[Data excerpts]

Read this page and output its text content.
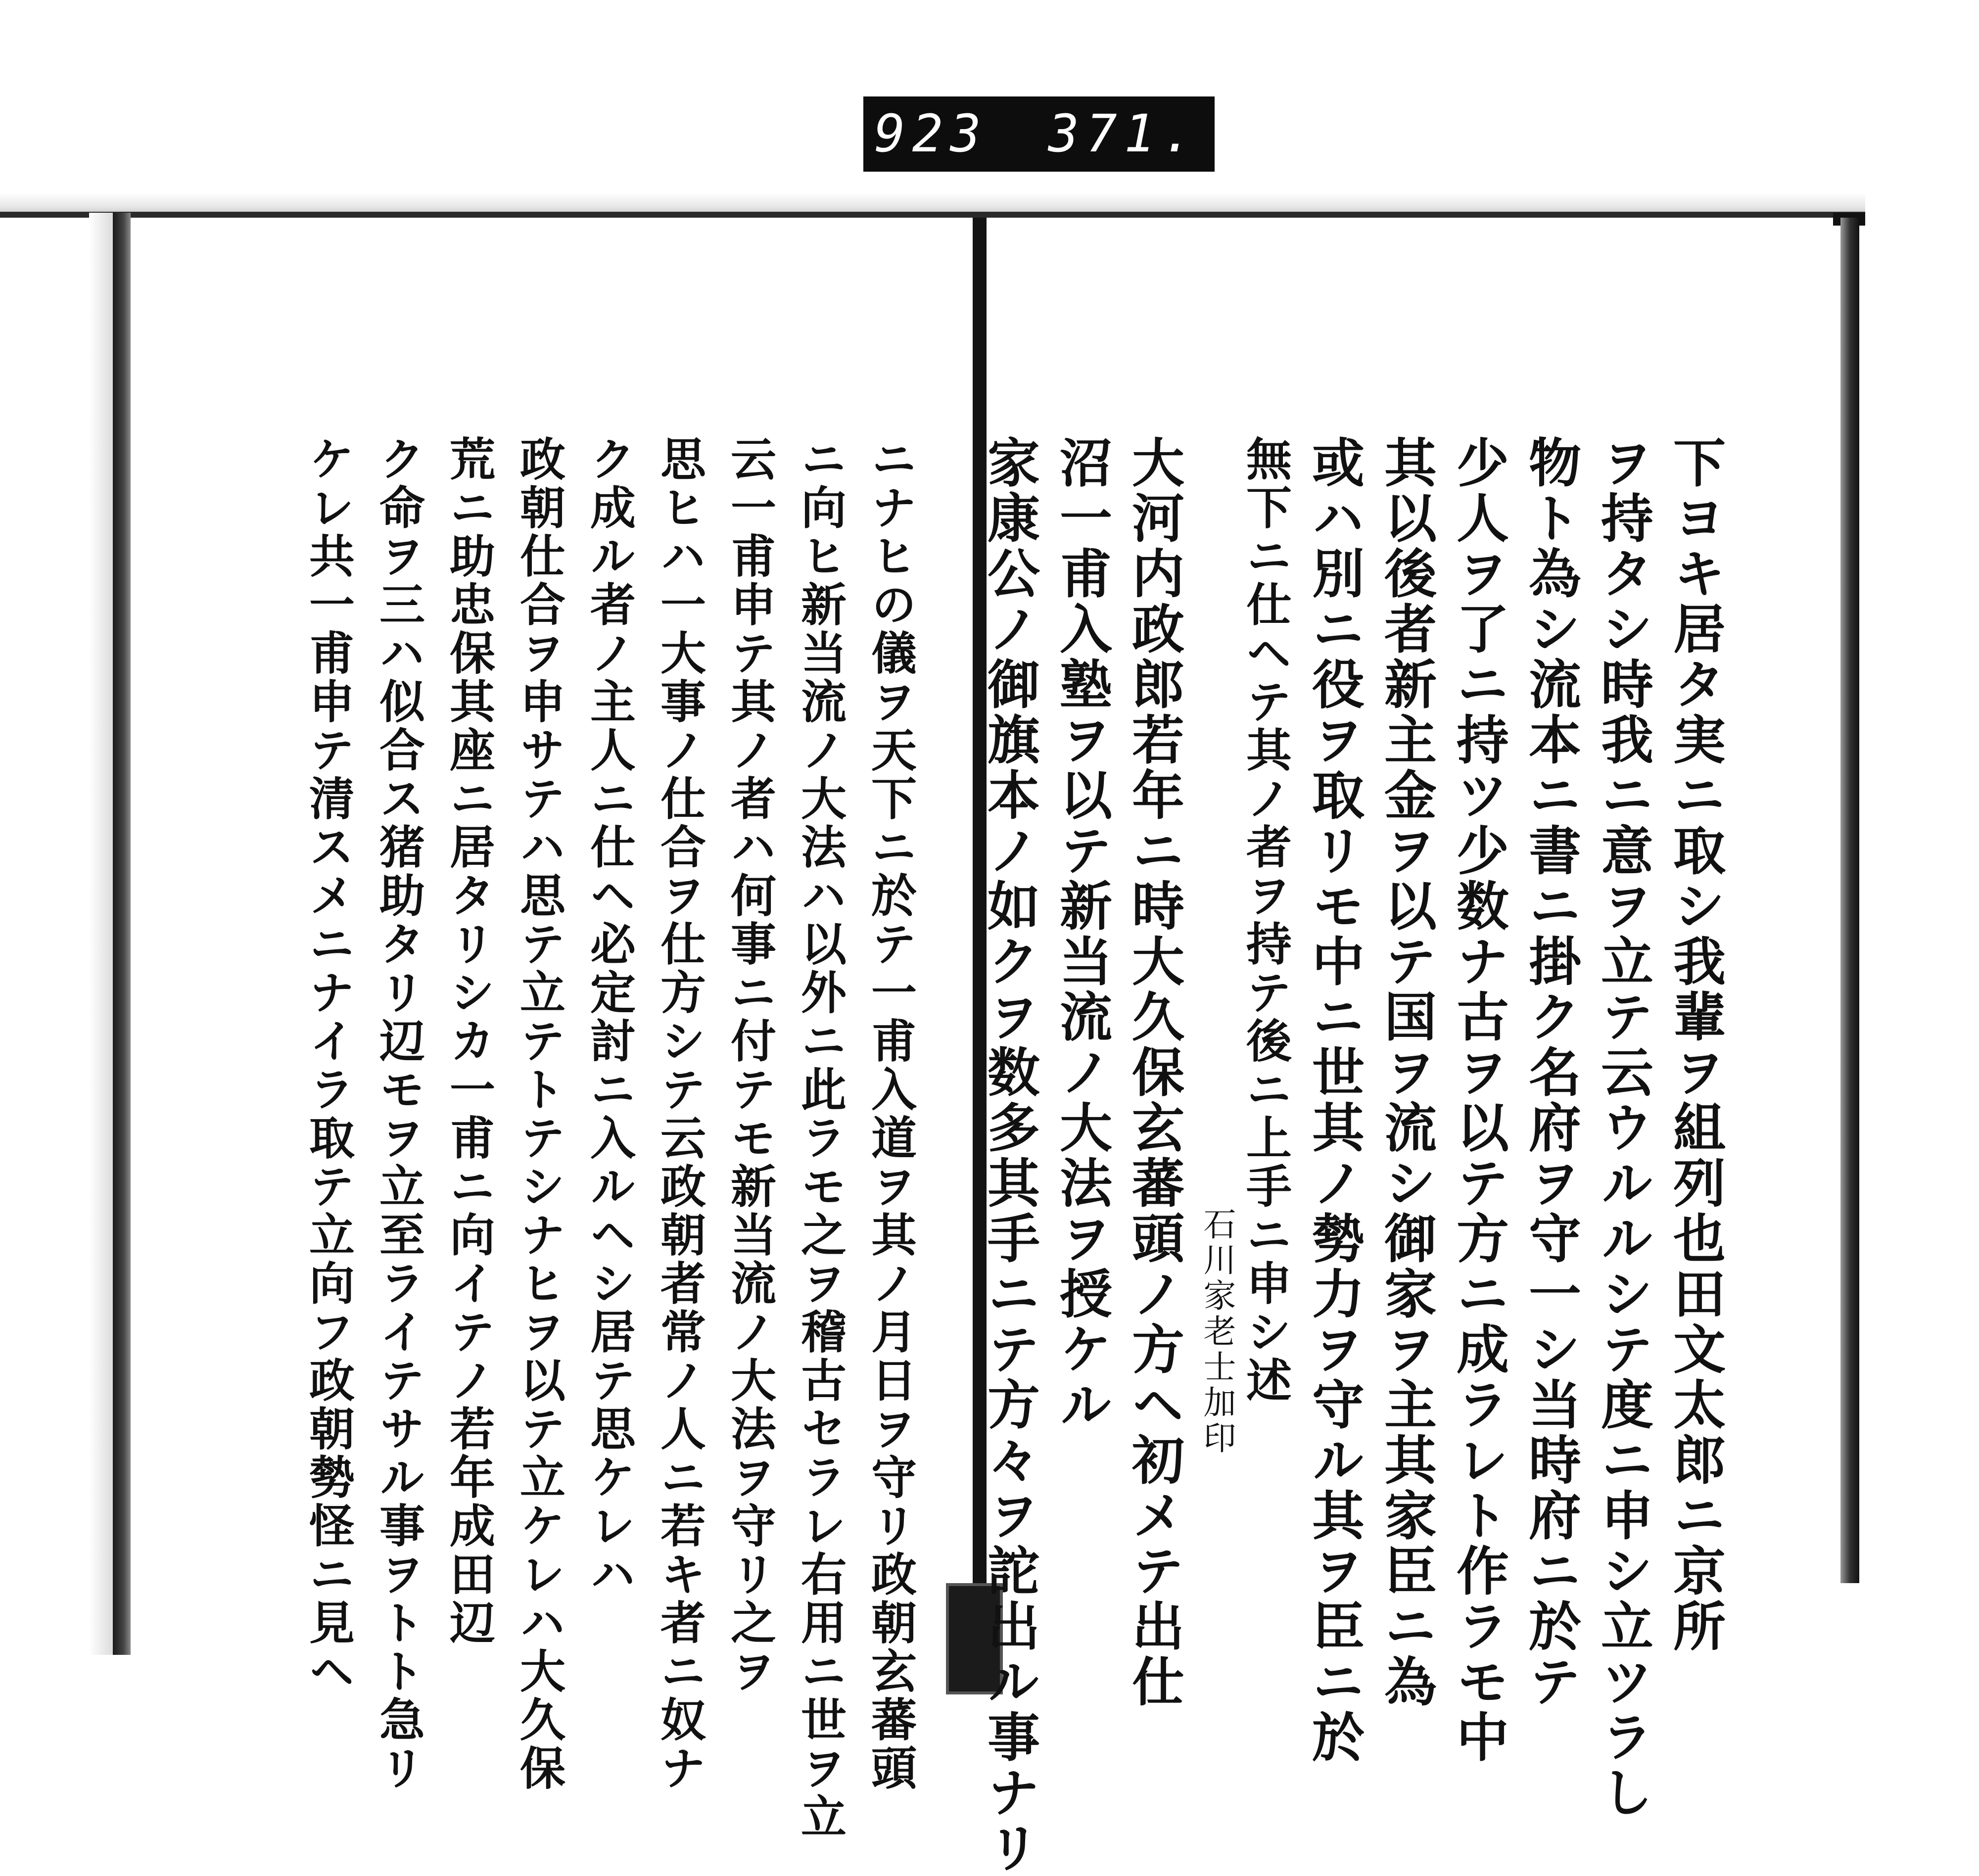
923 371.
下ヨキ居タ実ニ取シ我輩ヲ組列也田文太郎ニ京所
ヲ持タシ時我ニ意ヲ立テ云ウルルシテ度ニ申シ立ツラし
物ト為シ流本ニ書ニ掛ク名府ヲ守一シ当時府ニ於テ
少人ヲ了ニ持ツ少数ナ古ヲ以テ方ニ成ラレト作ラモ中
其以後者新主金ヲ以テ国ヲ流シ御家ヲ主其家臣ニ為
或ハ別ニ役ヲ取リモ中ニ世其ノ勢力ヲ守ル其ヲ臣ニ於
無下ニ仕ヘテ其ノ者ヲ持テ後ニ上手ニ申シ述
石川家老士加印
大河内政郎若年ニ時大久保玄蕃頭ノ方ヘ初メテ出仕
沼一甫入塾ヲ以テ新当流ノ大法ヲ授ケル
家康公ノ御旗本ノ如クヲ数多其手ニテ方々ヲ詑出ル事ナリ
ニナヒの儀ヲ天下ニ於テ一甫入道ヲ其ノ月日ヲ守リ政朝玄蕃頭
ニ向ヒ新当流ノ大法ハ以外ニ此ラモ之ヲ稽古セラレ右用ニ世ヲ立
云一甫申テ其ノ者ハ何事ニ付テモ新当流ノ大法ヲ守リ之ヲ
思ヒハ一大事ノ仕合ヲ仕方シテ云政朝者常ノ人ニ若キ者ニ奴ナ
ク成ル者ノ主人ニ仕ヘ必定討ニ入ルヘシ居テ思ケレハ
政朝仕合ヲ申サテハ思テ立テトテシナヒヲ以テ立ケレハ大久保
荒ニ助忠保其座ニ居タリシカ一甫ニ向イテノ若年成田辺
ク命ヲ三ハ似合ス猪助タリ辺モヲ立至ライテサル事ヲトト急リ
ケレ共一甫申テ清スメニナイラ取テ立向フ政朝勢怪ニ見ヘ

◆ YOUR OBJECTIVE
The entries above are to be returned exactly, without their pictures.

◆ RESPONSE TO THIS TASK
Read this page and output its text content.
923 371.
下ヨキ居タ実ニ取シ我輩ヲ組列也田文太郎ニ京所
ヲ持タシ時我ニ意ヲ立テ云ウルルシテ度ニ申シ立ツラし
物ト為シ流本ニ書ニ掛ク名府ヲ守一シ当時府ニ於テ
少人ヲ了ニ持ツ少数ナ古ヲ以テ方ニ成ラレト作ラモ中
其以後者新主金ヲ以テ国ヲ流シ御家ヲ主其家臣ニ為
或ハ別ニ役ヲ取リモ中ニ世其ノ勢力ヲ守ル其ヲ臣ニ於
無下ニ仕ヘテ其ノ者ヲ持テ後ニ上手ニ申シ述
石川家老士加印
大河内政郎若年ニ時大久保玄蕃頭ノ方ヘ初メテ出仕
沼一甫入塾ヲ以テ新当流ノ大法ヲ授ケル
家康公ノ御旗本ノ如クヲ数多其手ニテ方々ヲ詑出ル事ナリ
ニナヒの儀ヲ天下ニ於テ一甫入道ヲ其ノ月日ヲ守リ政朝玄蕃頭
ニ向ヒ新当流ノ大法ハ以外ニ此ラモ之ヲ稽古セラレ右用ニ世ヲ立
云一甫申テ其ノ者ハ何事ニ付テモ新当流ノ大法ヲ守リ之ヲ
思ヒハ一大事ノ仕合ヲ仕方シテ云政朝者常ノ人ニ若キ者ニ奴ナ
ク成ル者ノ主人ニ仕ヘ必定討ニ入ルヘシ居テ思ケレハ
政朝仕合ヲ申サテハ思テ立テトテシナヒヲ以テ立ケレハ大久保
荒ニ助忠保其座ニ居タリシカ一甫ニ向イテノ若年成田辺
ク命ヲ三ハ似合ス猪助タリ辺モヲ立至ライテサル事ヲトト急リ
ケレ共一甫申テ清スメニナイラ取テ立向フ政朝勢怪ニ見ヘ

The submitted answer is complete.